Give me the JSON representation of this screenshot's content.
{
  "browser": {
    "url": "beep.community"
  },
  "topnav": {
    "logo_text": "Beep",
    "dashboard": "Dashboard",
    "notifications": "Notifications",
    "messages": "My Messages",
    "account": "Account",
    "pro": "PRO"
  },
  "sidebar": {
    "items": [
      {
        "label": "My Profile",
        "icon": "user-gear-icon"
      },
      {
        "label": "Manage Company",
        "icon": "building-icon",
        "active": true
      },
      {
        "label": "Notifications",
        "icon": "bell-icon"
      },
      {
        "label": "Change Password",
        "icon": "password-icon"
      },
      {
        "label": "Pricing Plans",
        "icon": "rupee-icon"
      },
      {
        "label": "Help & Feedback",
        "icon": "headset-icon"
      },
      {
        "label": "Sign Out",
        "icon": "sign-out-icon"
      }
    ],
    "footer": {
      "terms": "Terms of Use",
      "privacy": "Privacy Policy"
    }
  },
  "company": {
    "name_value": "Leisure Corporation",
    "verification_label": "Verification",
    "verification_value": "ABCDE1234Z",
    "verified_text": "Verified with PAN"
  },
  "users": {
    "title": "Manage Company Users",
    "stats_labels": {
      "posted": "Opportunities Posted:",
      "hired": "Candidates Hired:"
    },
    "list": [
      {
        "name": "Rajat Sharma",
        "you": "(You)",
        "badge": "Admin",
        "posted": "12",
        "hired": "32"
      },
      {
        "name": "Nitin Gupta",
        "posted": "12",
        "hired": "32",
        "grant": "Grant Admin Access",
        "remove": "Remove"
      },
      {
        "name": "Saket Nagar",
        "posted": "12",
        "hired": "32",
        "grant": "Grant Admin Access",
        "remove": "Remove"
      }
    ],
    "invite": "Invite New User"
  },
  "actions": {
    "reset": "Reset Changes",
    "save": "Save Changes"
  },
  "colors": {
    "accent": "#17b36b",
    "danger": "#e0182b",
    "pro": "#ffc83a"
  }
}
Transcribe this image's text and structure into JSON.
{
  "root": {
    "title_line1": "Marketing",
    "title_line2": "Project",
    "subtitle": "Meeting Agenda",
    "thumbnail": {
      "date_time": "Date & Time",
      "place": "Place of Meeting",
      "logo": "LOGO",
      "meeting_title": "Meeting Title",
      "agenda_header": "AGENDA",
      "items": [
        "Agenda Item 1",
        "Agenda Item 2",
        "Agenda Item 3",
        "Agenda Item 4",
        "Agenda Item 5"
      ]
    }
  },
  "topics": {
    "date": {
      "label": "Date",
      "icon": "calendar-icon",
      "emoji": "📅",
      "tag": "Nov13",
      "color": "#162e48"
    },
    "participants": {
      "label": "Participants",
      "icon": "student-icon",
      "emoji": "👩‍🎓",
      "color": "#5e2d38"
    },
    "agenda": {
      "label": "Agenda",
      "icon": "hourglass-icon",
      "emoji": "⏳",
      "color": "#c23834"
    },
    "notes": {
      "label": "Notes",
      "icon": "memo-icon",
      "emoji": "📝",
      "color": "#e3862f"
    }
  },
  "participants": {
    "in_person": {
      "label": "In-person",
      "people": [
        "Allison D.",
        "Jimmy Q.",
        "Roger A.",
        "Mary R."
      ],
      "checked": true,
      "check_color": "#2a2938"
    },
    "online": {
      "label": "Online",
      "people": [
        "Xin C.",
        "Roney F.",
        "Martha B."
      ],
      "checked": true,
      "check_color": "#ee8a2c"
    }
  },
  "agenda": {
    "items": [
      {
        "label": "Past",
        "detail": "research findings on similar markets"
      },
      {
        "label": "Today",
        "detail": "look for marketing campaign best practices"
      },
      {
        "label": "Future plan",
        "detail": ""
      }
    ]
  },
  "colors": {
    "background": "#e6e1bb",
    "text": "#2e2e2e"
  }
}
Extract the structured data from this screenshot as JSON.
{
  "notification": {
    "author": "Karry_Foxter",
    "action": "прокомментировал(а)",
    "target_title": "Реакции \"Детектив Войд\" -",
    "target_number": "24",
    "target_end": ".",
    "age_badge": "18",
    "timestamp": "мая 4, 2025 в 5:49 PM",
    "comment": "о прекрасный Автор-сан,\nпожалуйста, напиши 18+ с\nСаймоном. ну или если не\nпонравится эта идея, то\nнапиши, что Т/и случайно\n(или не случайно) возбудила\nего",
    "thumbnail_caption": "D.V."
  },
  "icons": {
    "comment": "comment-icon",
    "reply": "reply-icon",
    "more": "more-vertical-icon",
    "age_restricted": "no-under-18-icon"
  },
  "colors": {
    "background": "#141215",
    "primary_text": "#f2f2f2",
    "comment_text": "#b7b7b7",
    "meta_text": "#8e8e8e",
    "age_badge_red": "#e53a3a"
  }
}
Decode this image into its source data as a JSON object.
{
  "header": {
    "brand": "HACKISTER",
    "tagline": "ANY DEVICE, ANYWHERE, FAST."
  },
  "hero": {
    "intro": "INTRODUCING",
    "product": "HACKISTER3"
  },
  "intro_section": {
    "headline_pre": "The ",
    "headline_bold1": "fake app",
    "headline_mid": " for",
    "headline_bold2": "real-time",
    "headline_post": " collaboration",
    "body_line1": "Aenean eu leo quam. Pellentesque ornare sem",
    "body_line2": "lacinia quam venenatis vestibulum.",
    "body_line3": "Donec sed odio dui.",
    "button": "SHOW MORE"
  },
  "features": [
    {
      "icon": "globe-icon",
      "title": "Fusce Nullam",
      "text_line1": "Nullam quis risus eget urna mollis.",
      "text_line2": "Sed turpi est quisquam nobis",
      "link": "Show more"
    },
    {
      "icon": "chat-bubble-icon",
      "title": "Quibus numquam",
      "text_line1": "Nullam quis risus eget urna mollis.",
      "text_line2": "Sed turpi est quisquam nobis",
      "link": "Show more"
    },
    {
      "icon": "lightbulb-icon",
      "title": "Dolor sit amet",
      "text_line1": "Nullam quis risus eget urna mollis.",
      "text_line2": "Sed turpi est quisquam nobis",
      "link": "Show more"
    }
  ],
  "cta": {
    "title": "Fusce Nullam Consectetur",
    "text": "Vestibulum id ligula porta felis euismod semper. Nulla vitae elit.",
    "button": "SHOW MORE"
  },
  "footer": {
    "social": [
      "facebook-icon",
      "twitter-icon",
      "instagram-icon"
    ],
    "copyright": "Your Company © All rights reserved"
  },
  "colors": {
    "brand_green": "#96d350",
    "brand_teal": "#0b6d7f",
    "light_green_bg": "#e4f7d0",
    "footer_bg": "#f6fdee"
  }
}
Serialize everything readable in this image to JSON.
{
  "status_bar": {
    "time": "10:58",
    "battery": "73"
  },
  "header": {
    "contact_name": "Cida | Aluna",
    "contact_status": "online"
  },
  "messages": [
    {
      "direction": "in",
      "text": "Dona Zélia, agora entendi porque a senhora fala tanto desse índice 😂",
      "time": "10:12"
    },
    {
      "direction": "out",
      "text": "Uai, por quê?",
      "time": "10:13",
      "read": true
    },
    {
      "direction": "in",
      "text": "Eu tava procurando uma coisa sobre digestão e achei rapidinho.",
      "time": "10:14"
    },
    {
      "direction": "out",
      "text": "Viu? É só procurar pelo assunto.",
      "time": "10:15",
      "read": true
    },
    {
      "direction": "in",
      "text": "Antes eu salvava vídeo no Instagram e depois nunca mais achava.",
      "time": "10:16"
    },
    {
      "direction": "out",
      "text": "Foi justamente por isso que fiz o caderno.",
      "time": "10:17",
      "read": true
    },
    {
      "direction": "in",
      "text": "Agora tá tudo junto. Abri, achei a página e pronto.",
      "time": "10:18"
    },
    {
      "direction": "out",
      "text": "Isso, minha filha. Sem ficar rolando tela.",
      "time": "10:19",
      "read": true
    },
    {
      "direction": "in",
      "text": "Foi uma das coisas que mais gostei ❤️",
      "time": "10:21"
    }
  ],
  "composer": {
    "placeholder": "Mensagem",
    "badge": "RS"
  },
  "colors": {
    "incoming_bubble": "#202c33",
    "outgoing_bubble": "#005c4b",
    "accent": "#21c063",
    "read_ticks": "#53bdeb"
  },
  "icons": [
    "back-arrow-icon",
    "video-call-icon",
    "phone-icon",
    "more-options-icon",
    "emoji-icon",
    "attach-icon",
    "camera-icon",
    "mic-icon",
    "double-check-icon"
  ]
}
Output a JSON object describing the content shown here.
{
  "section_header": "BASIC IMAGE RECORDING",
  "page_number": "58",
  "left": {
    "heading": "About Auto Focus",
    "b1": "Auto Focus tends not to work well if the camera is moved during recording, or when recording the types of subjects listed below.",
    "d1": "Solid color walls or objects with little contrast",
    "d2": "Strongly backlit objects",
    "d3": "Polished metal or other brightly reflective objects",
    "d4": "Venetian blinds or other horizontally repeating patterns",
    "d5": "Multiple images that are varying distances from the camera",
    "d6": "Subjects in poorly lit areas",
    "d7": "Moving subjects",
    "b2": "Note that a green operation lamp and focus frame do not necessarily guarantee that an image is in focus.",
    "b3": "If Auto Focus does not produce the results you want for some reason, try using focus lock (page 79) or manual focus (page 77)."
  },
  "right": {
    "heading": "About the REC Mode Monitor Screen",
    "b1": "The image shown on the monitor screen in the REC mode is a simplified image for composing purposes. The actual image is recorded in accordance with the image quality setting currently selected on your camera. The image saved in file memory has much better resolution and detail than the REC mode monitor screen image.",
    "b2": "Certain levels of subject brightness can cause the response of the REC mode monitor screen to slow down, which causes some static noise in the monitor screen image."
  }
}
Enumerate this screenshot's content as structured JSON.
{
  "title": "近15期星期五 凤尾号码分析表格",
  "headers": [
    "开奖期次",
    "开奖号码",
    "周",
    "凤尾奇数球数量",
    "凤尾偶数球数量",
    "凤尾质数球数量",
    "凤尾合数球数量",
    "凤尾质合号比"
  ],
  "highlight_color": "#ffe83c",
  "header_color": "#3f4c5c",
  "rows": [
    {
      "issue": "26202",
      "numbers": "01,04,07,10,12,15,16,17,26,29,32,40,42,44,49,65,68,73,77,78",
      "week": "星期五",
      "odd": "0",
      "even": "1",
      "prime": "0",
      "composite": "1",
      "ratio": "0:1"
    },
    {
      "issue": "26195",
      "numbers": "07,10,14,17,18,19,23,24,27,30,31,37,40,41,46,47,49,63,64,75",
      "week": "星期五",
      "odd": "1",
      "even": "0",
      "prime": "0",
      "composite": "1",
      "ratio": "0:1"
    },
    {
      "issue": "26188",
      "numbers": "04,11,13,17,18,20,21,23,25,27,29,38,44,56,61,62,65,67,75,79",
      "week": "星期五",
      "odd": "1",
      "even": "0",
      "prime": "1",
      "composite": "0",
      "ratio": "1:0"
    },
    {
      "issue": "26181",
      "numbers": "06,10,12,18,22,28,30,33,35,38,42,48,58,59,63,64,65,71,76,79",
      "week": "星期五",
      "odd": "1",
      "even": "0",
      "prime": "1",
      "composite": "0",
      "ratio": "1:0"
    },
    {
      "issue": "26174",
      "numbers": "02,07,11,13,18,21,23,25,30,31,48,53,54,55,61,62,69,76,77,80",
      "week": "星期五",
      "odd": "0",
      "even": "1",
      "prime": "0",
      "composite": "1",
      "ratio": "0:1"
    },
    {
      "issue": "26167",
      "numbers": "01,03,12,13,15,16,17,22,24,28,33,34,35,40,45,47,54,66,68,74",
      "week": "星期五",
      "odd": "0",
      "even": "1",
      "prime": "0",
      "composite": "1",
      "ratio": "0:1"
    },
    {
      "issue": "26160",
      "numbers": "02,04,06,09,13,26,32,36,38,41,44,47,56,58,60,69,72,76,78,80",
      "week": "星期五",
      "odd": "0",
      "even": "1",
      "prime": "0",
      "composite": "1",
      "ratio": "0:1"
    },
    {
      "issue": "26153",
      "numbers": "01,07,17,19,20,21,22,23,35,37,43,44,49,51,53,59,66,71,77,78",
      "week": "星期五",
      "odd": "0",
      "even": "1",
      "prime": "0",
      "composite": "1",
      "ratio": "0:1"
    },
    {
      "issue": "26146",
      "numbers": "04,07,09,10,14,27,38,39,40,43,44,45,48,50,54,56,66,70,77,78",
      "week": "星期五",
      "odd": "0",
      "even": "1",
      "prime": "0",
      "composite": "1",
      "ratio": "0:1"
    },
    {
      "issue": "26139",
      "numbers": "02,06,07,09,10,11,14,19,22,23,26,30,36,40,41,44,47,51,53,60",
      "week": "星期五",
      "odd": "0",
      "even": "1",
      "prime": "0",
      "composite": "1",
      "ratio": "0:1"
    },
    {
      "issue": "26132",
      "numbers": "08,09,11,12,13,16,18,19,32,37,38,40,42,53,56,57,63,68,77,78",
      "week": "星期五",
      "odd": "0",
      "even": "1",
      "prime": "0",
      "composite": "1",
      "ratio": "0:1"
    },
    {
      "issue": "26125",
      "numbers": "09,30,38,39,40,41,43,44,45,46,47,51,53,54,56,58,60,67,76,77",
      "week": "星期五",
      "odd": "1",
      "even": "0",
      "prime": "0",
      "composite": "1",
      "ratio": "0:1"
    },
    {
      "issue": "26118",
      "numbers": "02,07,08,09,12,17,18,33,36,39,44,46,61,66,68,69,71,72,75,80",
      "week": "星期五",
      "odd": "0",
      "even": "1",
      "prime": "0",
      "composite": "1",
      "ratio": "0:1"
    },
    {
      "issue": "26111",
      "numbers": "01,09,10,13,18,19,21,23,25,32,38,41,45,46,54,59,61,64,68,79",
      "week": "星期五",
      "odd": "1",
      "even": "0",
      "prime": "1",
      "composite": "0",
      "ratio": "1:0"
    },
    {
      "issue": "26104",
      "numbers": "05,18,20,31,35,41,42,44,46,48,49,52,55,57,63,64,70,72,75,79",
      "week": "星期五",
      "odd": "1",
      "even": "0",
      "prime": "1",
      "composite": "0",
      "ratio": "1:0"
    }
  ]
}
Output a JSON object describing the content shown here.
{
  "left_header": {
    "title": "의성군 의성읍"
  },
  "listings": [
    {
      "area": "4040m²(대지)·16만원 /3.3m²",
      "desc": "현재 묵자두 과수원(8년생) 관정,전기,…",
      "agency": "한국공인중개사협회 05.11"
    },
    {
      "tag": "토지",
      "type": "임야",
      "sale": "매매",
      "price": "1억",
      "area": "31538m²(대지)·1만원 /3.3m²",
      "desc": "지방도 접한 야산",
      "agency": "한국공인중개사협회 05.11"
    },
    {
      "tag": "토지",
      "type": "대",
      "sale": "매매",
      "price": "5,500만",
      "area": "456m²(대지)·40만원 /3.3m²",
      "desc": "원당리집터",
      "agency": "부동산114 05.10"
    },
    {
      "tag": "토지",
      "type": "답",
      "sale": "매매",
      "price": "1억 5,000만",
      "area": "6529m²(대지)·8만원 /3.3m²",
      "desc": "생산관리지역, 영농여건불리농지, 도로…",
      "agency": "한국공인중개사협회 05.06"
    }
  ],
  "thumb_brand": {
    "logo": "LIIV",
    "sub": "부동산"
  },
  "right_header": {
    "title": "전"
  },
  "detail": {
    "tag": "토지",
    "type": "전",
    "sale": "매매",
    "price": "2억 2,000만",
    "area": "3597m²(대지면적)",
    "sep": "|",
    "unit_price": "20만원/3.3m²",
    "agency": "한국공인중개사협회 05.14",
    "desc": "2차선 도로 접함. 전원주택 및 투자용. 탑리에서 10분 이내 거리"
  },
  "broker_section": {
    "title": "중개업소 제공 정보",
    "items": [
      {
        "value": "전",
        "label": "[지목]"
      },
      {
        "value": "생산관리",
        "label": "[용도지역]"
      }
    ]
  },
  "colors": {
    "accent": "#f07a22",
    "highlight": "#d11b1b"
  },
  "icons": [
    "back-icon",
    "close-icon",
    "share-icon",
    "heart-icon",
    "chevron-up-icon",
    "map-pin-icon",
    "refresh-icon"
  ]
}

* _Problem description_: Write out every line of the data that holds the word "background".

* _Finished answer_:
    "background": "#e6e1bb",
    "background": "#141215",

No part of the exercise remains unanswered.